Problem to solve |
Tell how many lines contain the word "nach". Reply with the number only.

Data entries
____
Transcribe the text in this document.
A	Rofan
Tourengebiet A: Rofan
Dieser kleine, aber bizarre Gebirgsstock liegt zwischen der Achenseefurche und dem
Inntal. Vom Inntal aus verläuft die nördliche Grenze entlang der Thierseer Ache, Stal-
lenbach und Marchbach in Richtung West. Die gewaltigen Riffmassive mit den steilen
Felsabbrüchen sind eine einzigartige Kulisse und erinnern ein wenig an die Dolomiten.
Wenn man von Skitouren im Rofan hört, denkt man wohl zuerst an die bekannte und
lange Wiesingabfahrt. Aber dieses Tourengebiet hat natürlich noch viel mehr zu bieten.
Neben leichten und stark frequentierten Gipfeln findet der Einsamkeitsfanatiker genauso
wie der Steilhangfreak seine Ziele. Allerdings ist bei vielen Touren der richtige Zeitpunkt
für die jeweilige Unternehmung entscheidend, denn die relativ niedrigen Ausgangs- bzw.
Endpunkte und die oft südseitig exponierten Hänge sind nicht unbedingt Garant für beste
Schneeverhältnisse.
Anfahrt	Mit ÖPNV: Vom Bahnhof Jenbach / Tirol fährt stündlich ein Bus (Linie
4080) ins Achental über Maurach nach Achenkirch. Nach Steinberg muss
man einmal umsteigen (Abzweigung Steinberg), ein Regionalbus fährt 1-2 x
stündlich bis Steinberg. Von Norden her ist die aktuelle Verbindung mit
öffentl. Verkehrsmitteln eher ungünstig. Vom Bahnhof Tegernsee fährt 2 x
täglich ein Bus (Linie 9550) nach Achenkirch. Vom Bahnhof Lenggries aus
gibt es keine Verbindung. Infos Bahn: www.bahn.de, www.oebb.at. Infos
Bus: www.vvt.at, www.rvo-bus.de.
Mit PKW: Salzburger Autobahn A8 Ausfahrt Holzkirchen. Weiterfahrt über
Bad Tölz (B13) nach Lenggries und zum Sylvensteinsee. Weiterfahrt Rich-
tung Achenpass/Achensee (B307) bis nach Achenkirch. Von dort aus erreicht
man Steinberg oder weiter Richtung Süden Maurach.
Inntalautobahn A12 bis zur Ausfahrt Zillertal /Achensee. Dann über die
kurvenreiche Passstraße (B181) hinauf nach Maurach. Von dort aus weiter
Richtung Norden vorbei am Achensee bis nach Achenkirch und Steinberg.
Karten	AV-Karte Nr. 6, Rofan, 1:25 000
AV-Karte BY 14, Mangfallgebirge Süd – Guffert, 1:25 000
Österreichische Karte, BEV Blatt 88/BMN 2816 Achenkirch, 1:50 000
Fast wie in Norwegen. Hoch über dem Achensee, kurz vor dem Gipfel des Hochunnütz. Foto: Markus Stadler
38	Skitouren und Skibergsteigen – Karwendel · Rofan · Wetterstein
____
Written response |
6